→ Document text:
==================================================
Monday, 3 February 2014

Argentine Pollo Provenzal: Roasted Chicken with Garlic, Parsley and Lemon (AIP, Paleo, Gluten-Free)

A simple, effortless recipe for juicy chicken flavoured with garlic, parsley and lemon, inspired by an Argentine recipe...



chicken provencale
Pollo Provencale, an recipe inspired by my trip to Argentina last year


It's coming up to a year since I landed in Buenos Aires and met my husband's family for the first time. Everyone was so warm and friendly and I was fed so well during our stay that I came back to the UK brimming with ideas for Argentine-inspired recipes and desperate to tell you all about what what we feasted on. 

And on the day before we were due to fly back home, my sister-in-law made us this for lunch. It's chicken, roasted until the skin is crisp, and then flavoured with garlic, parsley and lemon. They call it 'Pollo Provenzal'.
==================================================
→ Information provided:

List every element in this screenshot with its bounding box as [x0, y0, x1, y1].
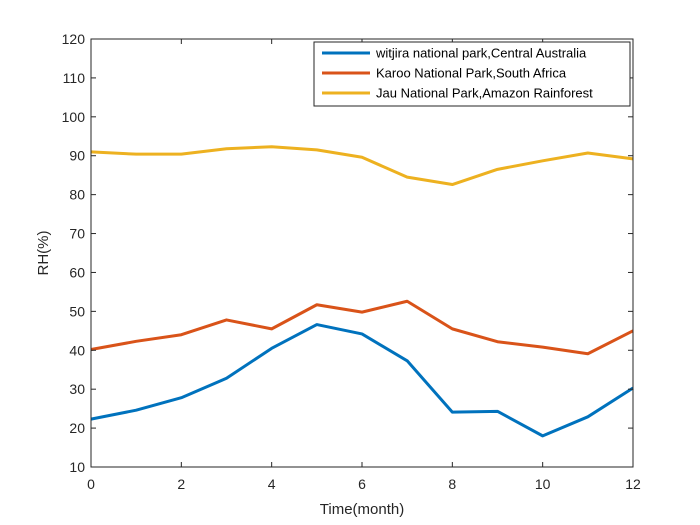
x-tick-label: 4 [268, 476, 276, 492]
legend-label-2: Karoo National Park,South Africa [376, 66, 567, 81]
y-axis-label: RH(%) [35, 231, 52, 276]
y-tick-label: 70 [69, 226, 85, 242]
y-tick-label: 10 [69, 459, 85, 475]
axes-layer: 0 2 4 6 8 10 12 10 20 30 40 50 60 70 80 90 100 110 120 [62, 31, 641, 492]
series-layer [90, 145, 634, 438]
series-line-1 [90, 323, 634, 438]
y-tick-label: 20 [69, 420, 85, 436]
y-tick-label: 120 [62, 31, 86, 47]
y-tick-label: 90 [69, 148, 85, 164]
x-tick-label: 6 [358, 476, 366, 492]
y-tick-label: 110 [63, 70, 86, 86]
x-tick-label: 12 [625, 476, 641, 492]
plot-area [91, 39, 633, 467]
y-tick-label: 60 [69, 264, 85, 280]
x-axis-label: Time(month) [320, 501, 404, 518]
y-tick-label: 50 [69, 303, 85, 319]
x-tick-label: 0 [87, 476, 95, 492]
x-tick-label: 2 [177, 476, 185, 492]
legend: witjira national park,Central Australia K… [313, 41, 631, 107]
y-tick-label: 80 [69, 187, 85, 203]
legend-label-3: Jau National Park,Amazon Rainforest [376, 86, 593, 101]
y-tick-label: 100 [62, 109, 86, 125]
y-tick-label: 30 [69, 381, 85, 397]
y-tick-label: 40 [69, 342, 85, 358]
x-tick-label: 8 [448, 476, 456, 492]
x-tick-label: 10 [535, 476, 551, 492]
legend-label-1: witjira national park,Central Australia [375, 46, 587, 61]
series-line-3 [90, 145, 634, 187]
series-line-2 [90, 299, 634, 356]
==================================================
→ Problem 1: Echo, word for word, the stretch of the chicken recipe post from "chicken provencale" through "it 'Pollo Provenzal'.".
→ Problem 2:
Answer these from the chicken recipe post:
(a) In which city did the writer land when first meeting the husband's family?
(b) Who made the chicken dish for lunch?
(c) On which day of the stay was that lunch served?

→ Task response 1:
chicken provencale
Pollo Provencale, an recipe inspired by my trip to Argentina last year


It's coming up to a year since I landed in Buenos Aires and met my husband's family for the first time. Everyone was so warm and friendly and I was fed so well during our stay that I came back to the UK brimming with ideas for Argentine-inspired recipes and desperate to tell you all about what what we feasted on. 

And on the day before we were due to fly back home, my sister-in-law made us this for lunch. It's chicken, roasted until the skin is crisp, and then flavoured with garlic, parsley and lemon. They call it 'Pollo Provenzal'.

→ Task response 2:
(a) Buenos Aires
(b) The writer's sister-in-law
(c) The day before they were due to fly back home